**What to produce:**
Images must not appear in your copy; reproduce every other part of the records exactly.

**Listed entries:**
──────────────────────────────

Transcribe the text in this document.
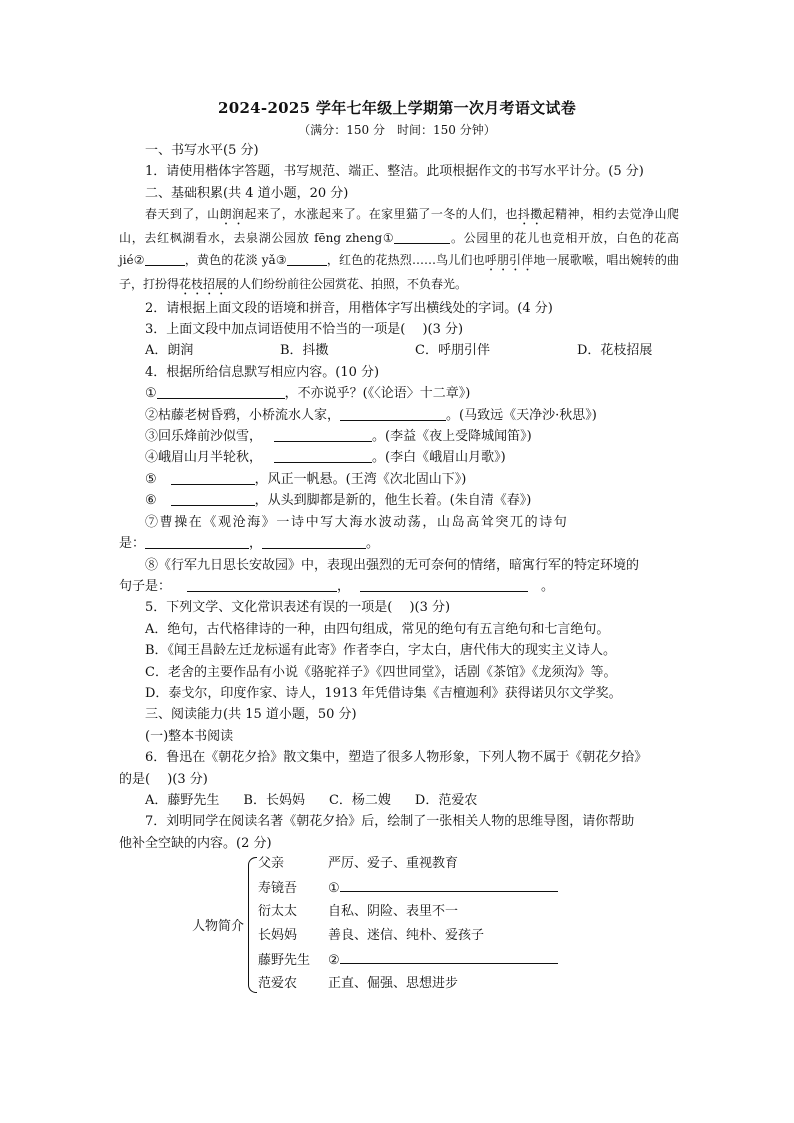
2024-2025 学年七年级上学期第一次月考语文试卷
（满分：150 分　时间：150 分钟）

一、书写水平(5 分)

1．请使用楷体字答题，书写规范、端正、整洁。此项根据作文的书写水平计分。(5 分)

二、基础积累(共 4 道小题，20 分)

春天到了，山朗润起来了，水涨起来了。在家里猫了一冬的人们，也抖擞起精神，相约去觉净山爬山，去红枫湖看水，去泉湖公园放 fēng zheng①	。公园里的花儿也竞相开放，白色的花高 jié②	，黄色的花淡 yǎ③	，红色的花热烈……鸟儿们也呼朋引伴地一展歌喉，唱出婉转的曲子，打扮得花枝招展的人们纷纷前往公园赏花、拍照，不负春光。

2．请根据上面文段的语境和拼音，用楷体字写出横线处的字词。(4 分)

3．上面文段中加点词语使用不恰当的一项是(　 )(3 分)

A．朗润	B．抖擞	C．呼朋引伴	D．花枝招展

4．根据所给信息默写相应内容。(10 分)

①	，不亦说乎？(《〈论语〉十二章》)

②枯藤老树昏鸦，小桥流水人家，	。(马致远《天净沙·秋思》)

③回乐烽前沙似雪，	。(李益《夜上受降城闻笛》)

④峨眉山月半轮秋，	。(李白《峨眉山月歌》)

⑤	，风正一帆悬。(王湾《次北固山下》)

⑥	，从头到脚都是新的，他生长着。(朱自清《春》)

⑦曹操在《观沧海》一诗中写大海水波动荡，山岛高耸突兀的诗句

是：	，	。

⑧《行军九日思长安故园》中，表现出强烈的无可奈何的情绪，暗寓行军的特定环境的

句子是：	，	　。

5．下列文学、文化常识表述有误的一项是(　 )(3 分)

A．绝句，古代格律诗的一种，由四句组成，常见的绝句有五言绝句和七言绝句。

B．《闻王昌龄左迁龙标遥有此寄》作者李白，字太白，唐代伟大的现实主义诗人。

C．老舍的主要作品有小说《骆驼祥子》《四世同堂》，话剧《茶馆》《龙须沟》等。

D．泰戈尔，印度作家、诗人，1913 年凭借诗集《吉檀迦利》获得诺贝尔文学奖。

三、阅读能力(共 15 道小题，50 分)

(一)整本书阅读

6．鲁迅在《朝花夕拾》散文集中，塑造了很多人物形象，下列人物不属于《朝花夕拾》

的是(　 )(3 分)

A．藤野先生 B．长妈妈 C．杨二嫂 D．范爱农

7．刘明同学在阅读名著《朝花夕拾》后，绘制了一张相关人物的思维导图，请你帮助

他补全空缺的内容。(2 分)

人物简介
父亲	严厉、爱子、重视教育
寿镜吾 ①
衍太太 自私、阴险、表里不一
长妈妈 善良、迷信、纯朴、爱孩子
藤野先生 ②
范爱农 正直、倔强、思想进步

──────────────────────────────

**Answer to this problem:**
Transcribe the text in this document.
2024-2025 学年七年级上学期第一次月考语文试卷
（满分：150 分　时间：150 分钟）

一、书写水平(5 分)

1．请使用楷体字答题，书写规范、端正、整洁。此项根据作文的书写水平计分。(5 分)

二、基础积累(共 4 道小题，20 分)

春天到了，山朗润起来了，水涨起来了。在家里猫了一冬的人们，也抖擞起精神，相约去觉净山爬山，去红枫湖看水，去泉湖公园放 fēng zheng①	。公园里的花儿也竞相开放，白色的花高 jié②	，黄色的花淡 yǎ③	，红色的花热烈……鸟儿们也呼朋引伴地一展歌喉，唱出婉转的曲子，打扮得花枝招展的人们纷纷前往公园赏花、拍照，不负春光。

2．请根据上面文段的语境和拼音，用楷体字写出横线处的字词。(4 分)

3．上面文段中加点词语使用不恰当的一项是(　 )(3 分)

A．朗润	B．抖擞	C．呼朋引伴	D．花枝招展

4．根据所给信息默写相应内容。(10 分)

①	，不亦说乎？(《〈论语〉十二章》)

②枯藤老树昏鸦，小桥流水人家，	。(马致远《天净沙·秋思》)

③回乐烽前沙似雪，	。(李益《夜上受降城闻笛》)

④峨眉山月半轮秋，	。(李白《峨眉山月歌》)

⑤	，风正一帆悬。(王湾《次北固山下》)

⑥	，从头到脚都是新的，他生长着。(朱自清《春》)

⑦曹操在《观沧海》一诗中写大海水波动荡，山岛高耸突兀的诗句

是：	，	。

⑧《行军九日思长安故园》中，表现出强烈的无可奈何的情绪，暗寓行军的特定环境的

句子是：	，	　。

5．下列文学、文化常识表述有误的一项是(　 )(3 分)

A．绝句，古代格律诗的一种，由四句组成，常见的绝句有五言绝句和七言绝句。

B．《闻王昌龄左迁龙标遥有此寄》作者李白，字太白，唐代伟大的现实主义诗人。

C．老舍的主要作品有小说《骆驼祥子》《四世同堂》，话剧《茶馆》《龙须沟》等。

D．泰戈尔，印度作家、诗人，1913 年凭借诗集《吉檀迦利》获得诺贝尔文学奖。

三、阅读能力(共 15 道小题，50 分)

(一)整本书阅读

6．鲁迅在《朝花夕拾》散文集中，塑造了很多人物形象，下列人物不属于《朝花夕拾》

的是(　 )(3 分)

A．藤野先生 B．长妈妈 C．杨二嫂 D．范爱农

7．刘明同学在阅读名著《朝花夕拾》后，绘制了一张相关人物的思维导图，请你帮助

他补全空缺的内容。(2 分)

人物简介
父亲	严厉、爱子、重视教育
寿镜吾 ①
衍太太 自私、阴险、表里不一
长妈妈 善良、迷信、纯朴、爱孩子
藤野先生 ②
范爱农 正直、倔强、思想进步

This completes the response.